## Objective
Look through the lines below and state how many hold the word "JSON". Write only the number.

* Start Material shown *

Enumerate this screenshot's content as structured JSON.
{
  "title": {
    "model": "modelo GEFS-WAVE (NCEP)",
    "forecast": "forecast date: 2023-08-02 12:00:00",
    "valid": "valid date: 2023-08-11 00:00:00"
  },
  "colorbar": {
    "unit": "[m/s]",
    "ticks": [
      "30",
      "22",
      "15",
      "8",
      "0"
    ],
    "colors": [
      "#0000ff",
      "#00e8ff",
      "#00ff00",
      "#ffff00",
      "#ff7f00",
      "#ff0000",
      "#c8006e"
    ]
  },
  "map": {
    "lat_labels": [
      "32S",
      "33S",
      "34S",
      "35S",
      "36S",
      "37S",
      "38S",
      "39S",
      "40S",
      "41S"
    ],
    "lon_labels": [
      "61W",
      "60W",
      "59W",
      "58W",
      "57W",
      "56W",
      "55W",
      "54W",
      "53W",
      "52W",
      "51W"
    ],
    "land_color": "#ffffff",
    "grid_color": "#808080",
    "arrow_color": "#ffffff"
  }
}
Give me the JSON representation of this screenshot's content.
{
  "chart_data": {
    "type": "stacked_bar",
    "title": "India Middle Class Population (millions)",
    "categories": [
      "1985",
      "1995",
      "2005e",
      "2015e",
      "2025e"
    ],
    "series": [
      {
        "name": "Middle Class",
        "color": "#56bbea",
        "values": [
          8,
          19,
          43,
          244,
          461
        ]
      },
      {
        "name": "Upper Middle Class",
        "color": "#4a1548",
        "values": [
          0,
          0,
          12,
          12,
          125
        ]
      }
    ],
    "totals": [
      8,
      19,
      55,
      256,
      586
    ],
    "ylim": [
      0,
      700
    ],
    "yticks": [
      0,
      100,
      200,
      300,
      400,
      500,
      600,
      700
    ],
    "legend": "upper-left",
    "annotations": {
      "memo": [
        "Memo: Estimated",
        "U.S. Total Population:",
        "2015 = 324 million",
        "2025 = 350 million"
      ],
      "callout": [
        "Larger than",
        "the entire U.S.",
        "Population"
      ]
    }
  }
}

* End Material shown *
* Start Material shown *

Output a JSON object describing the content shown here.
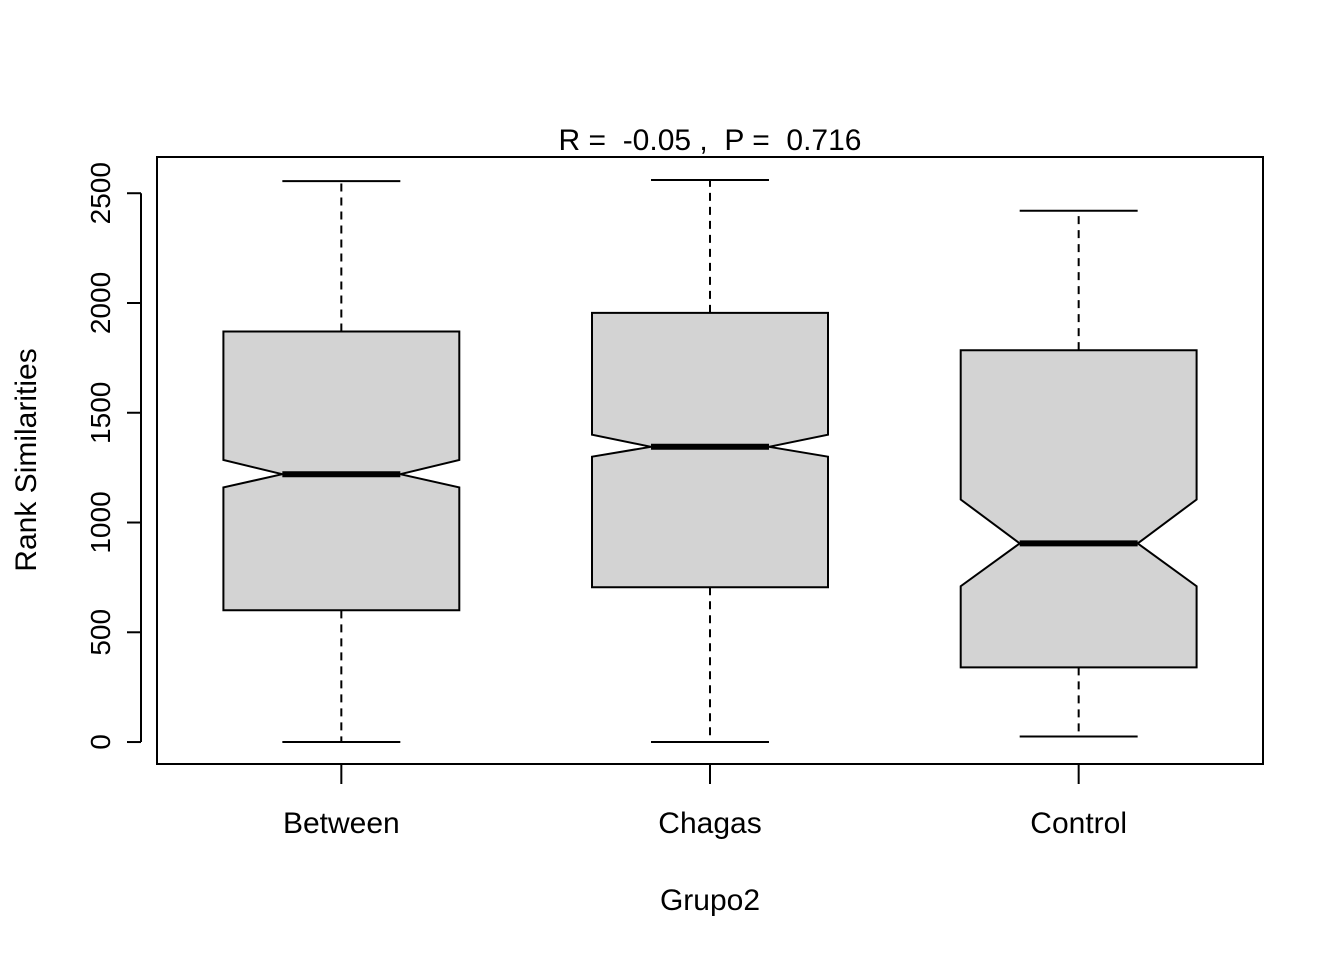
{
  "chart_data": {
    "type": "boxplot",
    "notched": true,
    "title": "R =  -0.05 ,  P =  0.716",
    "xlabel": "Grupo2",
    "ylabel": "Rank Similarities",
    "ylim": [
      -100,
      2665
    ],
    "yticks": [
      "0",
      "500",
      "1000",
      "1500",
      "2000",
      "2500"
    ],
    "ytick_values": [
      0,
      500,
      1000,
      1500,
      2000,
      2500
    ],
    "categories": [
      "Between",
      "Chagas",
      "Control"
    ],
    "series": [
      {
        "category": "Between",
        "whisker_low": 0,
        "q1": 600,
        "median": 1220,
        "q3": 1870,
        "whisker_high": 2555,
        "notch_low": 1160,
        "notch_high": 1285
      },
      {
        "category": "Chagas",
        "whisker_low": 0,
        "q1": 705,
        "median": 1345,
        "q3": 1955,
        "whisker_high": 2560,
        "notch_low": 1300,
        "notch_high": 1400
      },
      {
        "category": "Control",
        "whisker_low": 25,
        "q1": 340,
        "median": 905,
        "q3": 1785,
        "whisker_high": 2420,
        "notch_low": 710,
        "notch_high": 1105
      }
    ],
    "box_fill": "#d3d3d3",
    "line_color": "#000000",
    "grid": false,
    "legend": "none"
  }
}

* End Material shown *
* Start Material shown *

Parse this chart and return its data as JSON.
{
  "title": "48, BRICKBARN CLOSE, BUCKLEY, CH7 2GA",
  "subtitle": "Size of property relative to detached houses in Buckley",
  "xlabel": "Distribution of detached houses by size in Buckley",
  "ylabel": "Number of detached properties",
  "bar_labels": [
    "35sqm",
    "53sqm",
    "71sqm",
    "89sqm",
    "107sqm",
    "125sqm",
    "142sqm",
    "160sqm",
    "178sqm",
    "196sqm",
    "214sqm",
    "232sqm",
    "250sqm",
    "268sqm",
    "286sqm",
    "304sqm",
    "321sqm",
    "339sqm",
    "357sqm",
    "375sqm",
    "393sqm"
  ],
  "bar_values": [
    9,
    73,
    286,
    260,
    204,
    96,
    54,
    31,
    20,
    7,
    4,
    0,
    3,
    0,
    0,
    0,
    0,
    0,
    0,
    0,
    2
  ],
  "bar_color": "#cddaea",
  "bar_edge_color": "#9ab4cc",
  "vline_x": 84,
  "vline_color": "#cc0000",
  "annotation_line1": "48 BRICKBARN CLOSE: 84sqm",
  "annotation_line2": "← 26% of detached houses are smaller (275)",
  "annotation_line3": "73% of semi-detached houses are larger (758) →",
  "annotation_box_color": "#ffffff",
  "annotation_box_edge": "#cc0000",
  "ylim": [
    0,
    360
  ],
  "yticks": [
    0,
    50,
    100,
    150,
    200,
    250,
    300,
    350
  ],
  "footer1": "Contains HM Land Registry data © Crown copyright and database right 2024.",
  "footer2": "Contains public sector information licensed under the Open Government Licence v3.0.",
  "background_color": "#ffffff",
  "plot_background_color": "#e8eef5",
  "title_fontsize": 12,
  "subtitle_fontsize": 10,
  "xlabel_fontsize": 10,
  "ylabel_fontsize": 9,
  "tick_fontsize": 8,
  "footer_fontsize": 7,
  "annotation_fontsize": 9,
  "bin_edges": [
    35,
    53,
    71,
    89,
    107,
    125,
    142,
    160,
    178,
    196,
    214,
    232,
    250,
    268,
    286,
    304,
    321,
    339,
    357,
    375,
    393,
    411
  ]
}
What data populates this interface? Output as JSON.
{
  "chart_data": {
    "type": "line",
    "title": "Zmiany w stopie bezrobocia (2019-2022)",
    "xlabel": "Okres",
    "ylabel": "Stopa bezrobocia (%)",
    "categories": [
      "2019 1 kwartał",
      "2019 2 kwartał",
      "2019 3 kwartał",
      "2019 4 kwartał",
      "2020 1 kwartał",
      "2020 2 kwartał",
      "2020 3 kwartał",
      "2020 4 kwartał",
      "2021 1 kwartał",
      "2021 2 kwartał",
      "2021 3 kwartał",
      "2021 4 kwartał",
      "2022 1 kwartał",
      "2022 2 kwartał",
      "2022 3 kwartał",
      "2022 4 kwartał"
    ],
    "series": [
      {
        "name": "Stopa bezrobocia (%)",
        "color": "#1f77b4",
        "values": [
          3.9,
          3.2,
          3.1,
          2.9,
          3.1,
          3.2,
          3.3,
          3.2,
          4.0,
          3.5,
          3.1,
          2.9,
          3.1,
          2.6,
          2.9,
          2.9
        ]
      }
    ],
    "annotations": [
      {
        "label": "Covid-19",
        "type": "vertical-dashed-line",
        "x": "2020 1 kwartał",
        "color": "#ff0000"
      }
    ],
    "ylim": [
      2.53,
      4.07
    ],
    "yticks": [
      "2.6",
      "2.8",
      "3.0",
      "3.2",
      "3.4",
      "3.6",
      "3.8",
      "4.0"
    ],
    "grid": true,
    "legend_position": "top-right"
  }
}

* End Material shown *

## Solution for this problem
5